JOB |
Find each line containing the string "Publicar". Copy it.

:::

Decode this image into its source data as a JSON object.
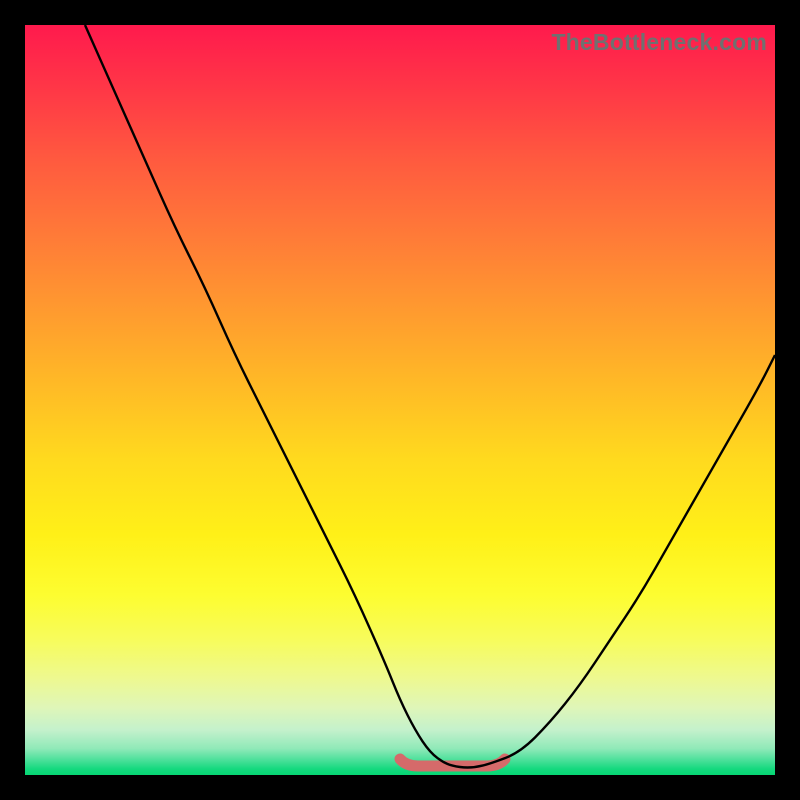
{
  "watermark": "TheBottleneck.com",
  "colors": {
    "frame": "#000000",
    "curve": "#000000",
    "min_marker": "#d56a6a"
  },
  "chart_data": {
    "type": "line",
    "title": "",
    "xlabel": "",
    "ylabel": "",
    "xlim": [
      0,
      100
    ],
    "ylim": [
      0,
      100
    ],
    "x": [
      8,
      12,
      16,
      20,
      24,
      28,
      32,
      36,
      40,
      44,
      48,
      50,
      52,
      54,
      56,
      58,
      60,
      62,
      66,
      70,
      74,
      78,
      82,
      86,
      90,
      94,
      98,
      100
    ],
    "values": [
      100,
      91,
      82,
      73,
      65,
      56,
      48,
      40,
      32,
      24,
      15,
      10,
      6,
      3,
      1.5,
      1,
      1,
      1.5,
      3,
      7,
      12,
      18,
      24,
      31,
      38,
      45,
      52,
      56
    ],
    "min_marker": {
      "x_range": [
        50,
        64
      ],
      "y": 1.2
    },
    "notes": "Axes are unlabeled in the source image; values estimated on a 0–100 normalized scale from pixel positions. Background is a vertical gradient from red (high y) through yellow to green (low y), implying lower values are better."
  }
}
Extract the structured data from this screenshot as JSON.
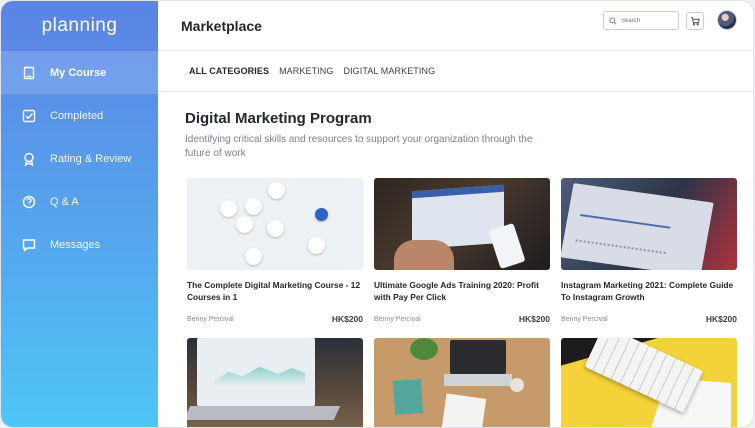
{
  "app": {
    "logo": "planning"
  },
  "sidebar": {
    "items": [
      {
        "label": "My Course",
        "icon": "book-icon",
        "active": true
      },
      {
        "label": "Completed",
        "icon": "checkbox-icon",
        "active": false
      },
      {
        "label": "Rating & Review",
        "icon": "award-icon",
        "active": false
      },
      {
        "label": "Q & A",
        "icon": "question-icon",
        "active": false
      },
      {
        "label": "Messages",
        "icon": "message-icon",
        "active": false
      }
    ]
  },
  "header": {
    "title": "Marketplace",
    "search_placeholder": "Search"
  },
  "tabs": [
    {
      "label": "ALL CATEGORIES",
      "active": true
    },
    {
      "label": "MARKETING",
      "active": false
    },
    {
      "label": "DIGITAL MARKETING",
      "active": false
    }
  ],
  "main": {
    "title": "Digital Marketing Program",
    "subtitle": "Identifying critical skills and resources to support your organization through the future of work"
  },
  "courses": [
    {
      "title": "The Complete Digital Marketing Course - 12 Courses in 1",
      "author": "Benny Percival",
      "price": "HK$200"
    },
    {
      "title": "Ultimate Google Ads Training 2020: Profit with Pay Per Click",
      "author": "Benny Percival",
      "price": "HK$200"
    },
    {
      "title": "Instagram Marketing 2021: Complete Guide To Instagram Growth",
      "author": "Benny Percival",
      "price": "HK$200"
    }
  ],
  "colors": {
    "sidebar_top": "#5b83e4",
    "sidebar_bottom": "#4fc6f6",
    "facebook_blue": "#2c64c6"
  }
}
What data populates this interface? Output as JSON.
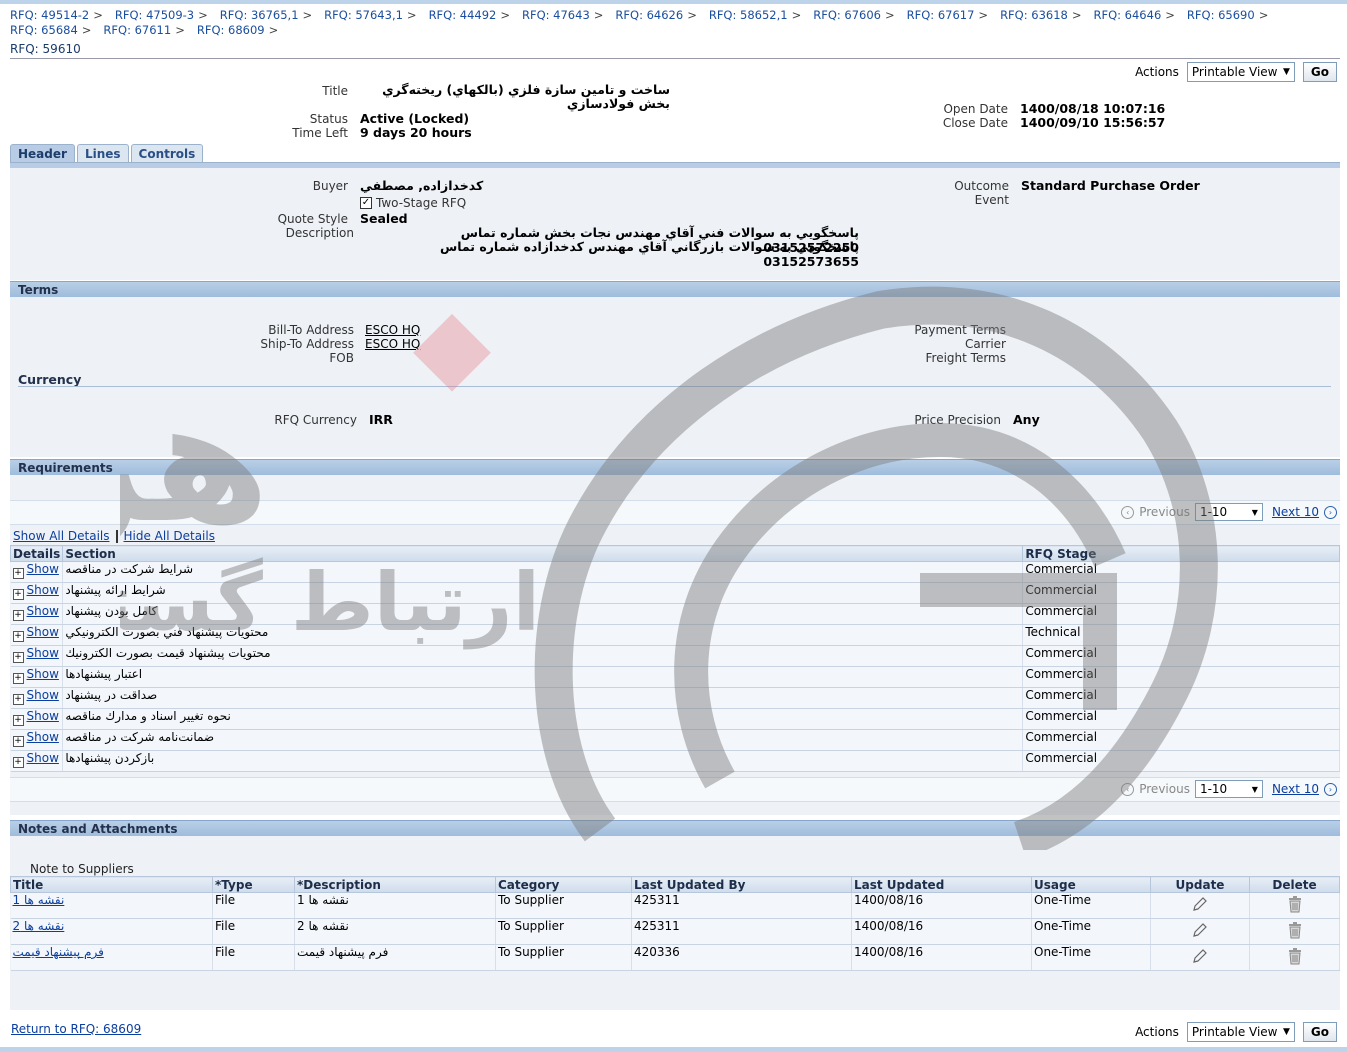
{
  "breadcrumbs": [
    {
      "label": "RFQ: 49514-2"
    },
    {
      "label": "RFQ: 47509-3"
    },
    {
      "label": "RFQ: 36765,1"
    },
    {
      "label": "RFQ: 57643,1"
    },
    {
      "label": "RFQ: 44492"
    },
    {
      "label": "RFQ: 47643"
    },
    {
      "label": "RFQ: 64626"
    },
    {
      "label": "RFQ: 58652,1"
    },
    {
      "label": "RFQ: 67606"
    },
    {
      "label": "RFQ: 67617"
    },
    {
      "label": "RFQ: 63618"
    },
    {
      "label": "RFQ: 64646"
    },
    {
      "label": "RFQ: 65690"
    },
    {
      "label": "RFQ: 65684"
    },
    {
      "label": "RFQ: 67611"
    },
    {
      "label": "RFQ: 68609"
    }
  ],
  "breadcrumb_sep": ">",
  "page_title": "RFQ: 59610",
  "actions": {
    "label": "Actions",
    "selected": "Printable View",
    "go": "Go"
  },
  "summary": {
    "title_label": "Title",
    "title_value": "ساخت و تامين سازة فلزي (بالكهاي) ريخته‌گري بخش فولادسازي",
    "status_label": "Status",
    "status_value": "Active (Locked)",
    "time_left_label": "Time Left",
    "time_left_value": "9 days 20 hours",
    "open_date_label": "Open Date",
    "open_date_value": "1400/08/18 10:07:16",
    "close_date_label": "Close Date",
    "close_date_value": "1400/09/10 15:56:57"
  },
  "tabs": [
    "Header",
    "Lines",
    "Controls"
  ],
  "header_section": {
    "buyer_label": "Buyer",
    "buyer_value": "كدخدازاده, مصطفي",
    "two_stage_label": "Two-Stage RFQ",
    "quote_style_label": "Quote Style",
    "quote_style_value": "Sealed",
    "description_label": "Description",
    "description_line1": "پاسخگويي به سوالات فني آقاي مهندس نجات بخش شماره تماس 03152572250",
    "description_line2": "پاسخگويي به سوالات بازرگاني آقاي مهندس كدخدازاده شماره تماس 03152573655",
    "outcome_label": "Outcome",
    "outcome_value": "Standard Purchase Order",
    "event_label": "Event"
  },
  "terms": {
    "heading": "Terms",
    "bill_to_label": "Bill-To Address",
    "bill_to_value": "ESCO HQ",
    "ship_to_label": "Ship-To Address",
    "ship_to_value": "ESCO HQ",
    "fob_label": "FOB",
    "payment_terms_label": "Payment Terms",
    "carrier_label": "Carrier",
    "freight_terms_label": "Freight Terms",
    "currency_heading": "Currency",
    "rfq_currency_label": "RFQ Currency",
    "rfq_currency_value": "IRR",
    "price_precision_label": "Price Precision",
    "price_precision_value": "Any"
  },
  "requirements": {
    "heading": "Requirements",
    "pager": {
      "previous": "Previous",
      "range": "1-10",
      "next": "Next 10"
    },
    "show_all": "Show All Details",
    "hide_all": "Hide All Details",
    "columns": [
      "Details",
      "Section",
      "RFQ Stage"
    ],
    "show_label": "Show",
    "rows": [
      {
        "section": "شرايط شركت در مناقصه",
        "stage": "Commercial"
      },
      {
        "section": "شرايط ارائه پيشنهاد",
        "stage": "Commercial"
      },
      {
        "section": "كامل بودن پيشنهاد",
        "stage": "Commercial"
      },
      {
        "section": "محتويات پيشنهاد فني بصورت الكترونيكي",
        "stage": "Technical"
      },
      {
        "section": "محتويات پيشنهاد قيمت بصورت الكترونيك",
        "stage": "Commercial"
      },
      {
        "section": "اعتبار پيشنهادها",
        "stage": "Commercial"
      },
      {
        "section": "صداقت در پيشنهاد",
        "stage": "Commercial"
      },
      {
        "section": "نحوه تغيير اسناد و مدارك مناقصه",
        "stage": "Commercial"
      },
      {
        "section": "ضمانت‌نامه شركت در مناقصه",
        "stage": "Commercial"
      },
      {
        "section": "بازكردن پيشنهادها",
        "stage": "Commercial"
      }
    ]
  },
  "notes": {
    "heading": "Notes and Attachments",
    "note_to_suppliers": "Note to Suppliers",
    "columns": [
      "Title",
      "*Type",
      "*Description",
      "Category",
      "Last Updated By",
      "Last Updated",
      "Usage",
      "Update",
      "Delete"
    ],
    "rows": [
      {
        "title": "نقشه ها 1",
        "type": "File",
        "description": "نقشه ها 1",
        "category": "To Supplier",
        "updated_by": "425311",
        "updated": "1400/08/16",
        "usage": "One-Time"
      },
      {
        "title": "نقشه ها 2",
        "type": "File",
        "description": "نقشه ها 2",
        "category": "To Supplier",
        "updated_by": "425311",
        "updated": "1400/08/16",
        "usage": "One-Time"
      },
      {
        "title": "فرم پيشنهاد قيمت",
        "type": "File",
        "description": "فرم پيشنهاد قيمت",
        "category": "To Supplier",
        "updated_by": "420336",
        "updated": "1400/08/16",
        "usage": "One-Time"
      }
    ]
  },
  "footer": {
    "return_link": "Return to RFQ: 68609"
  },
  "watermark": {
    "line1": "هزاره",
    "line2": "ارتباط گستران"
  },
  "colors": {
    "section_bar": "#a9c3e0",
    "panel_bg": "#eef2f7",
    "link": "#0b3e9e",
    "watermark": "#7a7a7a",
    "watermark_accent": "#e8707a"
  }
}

:::

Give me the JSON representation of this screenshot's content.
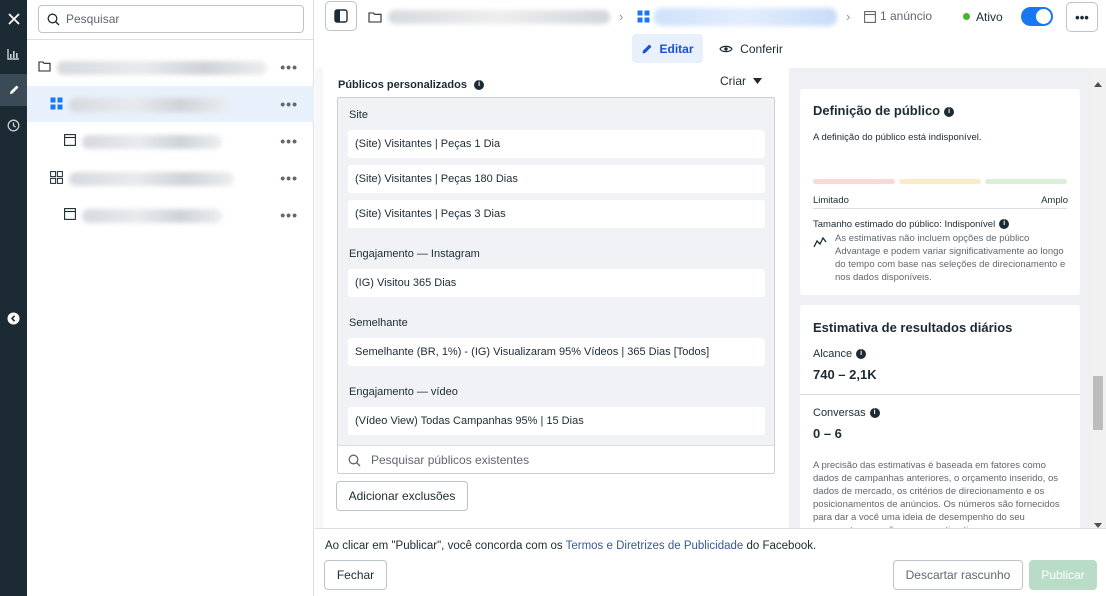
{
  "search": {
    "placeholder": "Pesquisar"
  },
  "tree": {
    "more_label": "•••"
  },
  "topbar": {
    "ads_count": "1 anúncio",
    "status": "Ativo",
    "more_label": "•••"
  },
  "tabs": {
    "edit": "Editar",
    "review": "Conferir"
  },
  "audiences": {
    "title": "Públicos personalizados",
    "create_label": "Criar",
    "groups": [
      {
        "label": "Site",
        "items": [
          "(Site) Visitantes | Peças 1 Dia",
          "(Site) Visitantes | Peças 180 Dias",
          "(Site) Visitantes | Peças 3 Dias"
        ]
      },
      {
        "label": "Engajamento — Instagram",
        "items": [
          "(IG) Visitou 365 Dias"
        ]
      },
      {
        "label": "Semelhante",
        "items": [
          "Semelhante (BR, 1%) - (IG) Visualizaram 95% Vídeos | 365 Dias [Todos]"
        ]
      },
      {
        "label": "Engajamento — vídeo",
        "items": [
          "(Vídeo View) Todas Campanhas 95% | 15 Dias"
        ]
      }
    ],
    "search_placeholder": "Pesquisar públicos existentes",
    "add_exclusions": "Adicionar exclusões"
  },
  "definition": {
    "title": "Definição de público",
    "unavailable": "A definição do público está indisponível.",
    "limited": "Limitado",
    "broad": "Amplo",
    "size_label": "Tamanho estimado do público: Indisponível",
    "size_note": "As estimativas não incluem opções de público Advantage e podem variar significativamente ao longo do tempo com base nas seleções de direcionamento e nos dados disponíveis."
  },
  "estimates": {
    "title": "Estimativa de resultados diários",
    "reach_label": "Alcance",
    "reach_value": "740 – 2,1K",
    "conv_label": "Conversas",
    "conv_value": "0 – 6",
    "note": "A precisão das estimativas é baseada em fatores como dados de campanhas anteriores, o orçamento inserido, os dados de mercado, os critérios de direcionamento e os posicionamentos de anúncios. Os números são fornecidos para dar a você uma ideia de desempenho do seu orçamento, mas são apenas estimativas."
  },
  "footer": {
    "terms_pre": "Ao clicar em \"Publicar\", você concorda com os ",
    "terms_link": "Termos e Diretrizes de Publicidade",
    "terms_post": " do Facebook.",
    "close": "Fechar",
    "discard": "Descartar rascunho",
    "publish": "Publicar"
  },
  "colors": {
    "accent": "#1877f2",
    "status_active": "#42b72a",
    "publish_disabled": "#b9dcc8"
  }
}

:::

RESULT FOR THIS TASK |
    "terms_pre": "Ao clicar em \"Publicar\", você concorda com os ",
    "publish": "Publicar"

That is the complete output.